WHAT IS NEEDED:
Search the data for the word "deaths". Reproduce every line where it is found.

#####

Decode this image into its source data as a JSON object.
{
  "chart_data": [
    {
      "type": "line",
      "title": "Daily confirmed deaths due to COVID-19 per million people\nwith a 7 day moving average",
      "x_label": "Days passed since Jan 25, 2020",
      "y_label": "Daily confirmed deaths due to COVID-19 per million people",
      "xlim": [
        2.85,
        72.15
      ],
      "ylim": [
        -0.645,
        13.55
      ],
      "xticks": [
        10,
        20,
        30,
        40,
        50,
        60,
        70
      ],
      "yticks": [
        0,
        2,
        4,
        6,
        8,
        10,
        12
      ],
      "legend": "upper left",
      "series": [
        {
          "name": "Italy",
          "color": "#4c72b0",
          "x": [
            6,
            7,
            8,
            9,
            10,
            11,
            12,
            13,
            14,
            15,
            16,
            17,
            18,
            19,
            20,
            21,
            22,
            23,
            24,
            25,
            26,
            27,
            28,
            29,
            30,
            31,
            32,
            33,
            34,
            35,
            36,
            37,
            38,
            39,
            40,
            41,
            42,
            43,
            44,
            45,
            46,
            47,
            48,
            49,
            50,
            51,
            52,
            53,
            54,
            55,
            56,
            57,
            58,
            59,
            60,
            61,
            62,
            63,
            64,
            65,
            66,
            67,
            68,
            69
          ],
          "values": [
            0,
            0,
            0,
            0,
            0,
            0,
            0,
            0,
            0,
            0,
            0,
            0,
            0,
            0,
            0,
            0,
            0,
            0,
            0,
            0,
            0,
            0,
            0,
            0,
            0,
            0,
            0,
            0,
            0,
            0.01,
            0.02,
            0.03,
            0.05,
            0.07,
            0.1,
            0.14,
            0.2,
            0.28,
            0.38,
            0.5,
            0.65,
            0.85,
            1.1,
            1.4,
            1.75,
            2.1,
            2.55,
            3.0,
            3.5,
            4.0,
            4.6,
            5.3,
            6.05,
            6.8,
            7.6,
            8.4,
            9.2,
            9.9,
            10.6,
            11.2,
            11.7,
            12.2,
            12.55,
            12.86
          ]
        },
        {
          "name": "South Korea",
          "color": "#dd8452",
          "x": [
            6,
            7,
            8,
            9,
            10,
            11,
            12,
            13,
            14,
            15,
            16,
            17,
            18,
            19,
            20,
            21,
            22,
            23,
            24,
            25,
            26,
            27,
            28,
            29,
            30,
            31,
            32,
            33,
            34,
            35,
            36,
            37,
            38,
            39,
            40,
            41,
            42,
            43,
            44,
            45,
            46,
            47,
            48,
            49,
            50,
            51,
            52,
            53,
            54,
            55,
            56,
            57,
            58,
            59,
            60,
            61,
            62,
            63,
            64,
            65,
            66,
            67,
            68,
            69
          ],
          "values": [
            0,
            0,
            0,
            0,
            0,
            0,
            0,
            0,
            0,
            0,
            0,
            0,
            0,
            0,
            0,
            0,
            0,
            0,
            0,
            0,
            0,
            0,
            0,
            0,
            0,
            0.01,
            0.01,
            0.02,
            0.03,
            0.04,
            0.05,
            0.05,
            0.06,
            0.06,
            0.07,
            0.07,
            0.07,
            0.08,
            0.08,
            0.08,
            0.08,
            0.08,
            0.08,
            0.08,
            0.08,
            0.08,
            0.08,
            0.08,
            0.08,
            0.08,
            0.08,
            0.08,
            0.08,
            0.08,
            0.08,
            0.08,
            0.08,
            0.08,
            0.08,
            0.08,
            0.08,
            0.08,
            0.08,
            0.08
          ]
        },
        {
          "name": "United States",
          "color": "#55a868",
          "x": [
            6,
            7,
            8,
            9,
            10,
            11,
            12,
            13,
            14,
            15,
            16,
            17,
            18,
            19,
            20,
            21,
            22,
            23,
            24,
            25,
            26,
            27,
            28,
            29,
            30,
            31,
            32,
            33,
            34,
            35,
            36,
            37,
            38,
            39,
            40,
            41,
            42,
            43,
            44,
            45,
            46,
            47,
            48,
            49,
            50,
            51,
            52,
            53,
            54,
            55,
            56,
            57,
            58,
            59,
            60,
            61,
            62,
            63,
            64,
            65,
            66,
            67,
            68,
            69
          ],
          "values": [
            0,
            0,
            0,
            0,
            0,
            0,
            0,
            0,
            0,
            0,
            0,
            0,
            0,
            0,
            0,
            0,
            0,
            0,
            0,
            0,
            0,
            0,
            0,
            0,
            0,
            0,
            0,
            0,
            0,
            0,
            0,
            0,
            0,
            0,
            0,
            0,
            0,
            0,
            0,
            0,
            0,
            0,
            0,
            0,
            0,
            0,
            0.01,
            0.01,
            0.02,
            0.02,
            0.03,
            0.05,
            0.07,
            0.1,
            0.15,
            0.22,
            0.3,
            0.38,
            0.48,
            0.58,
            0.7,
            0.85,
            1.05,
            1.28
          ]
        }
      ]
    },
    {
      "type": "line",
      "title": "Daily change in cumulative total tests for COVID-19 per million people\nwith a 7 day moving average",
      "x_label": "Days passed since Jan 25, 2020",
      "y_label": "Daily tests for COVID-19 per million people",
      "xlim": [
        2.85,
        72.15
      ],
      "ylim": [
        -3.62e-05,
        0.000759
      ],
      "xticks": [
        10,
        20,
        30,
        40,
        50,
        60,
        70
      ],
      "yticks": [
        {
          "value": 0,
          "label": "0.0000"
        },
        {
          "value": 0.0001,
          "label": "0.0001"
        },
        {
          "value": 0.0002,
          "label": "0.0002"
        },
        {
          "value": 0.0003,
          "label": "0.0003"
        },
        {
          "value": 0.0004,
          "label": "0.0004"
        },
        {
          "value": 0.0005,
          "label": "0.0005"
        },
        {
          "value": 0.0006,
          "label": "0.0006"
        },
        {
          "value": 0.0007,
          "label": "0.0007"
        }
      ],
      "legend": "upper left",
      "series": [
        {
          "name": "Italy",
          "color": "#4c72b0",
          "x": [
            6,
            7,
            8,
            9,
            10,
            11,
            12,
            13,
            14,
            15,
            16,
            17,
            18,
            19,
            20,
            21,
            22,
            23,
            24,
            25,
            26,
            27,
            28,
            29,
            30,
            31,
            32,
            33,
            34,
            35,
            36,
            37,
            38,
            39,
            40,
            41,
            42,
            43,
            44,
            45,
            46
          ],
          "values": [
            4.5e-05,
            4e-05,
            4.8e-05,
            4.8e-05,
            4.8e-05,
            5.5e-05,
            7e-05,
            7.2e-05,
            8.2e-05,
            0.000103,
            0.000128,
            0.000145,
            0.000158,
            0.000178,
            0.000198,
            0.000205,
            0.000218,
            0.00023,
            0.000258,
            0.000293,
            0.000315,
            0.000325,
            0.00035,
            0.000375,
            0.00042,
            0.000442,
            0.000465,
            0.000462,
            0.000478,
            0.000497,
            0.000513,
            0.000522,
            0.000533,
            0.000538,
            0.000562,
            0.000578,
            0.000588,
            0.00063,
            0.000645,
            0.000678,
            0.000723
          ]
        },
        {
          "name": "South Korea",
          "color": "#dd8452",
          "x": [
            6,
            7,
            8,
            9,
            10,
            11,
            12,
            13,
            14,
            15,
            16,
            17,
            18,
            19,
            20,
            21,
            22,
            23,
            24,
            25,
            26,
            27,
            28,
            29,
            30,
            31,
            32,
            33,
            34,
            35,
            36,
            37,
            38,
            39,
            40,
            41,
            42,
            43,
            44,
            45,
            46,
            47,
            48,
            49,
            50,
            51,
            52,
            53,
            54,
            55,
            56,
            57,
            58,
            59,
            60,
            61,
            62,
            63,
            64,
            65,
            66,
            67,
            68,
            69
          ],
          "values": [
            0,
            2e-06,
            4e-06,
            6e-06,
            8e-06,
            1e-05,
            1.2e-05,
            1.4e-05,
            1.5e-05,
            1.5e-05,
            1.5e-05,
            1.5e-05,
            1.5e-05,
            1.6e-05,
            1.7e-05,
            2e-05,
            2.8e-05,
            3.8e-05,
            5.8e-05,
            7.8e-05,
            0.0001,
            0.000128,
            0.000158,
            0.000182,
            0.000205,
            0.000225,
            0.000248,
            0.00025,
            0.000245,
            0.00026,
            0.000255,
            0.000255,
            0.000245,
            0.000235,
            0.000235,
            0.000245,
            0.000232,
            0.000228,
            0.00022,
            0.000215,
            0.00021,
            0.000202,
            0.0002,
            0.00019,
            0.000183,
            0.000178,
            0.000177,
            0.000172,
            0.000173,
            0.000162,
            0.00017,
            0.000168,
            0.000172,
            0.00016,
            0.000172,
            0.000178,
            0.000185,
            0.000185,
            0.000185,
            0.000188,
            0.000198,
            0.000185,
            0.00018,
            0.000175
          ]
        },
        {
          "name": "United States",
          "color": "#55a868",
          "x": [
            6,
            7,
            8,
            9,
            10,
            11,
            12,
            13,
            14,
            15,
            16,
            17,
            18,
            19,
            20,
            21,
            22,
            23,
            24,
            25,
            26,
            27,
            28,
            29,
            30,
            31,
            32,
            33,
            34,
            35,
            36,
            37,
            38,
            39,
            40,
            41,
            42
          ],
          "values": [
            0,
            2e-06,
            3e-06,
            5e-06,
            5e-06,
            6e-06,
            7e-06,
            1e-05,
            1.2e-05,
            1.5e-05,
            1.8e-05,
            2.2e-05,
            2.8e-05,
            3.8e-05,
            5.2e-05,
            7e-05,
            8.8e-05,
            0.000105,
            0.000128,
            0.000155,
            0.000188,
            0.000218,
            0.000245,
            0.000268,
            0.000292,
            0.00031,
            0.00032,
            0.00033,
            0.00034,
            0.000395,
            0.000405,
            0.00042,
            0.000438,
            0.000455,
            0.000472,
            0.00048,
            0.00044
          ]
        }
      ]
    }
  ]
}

#####

EXERCISE SOLUTION:
      "title": "Daily confirmed deaths due to COVID-19 per million people\nwith a 7 day moving average",
      "y_label": "Daily confirmed deaths due to COVID-19 per million people",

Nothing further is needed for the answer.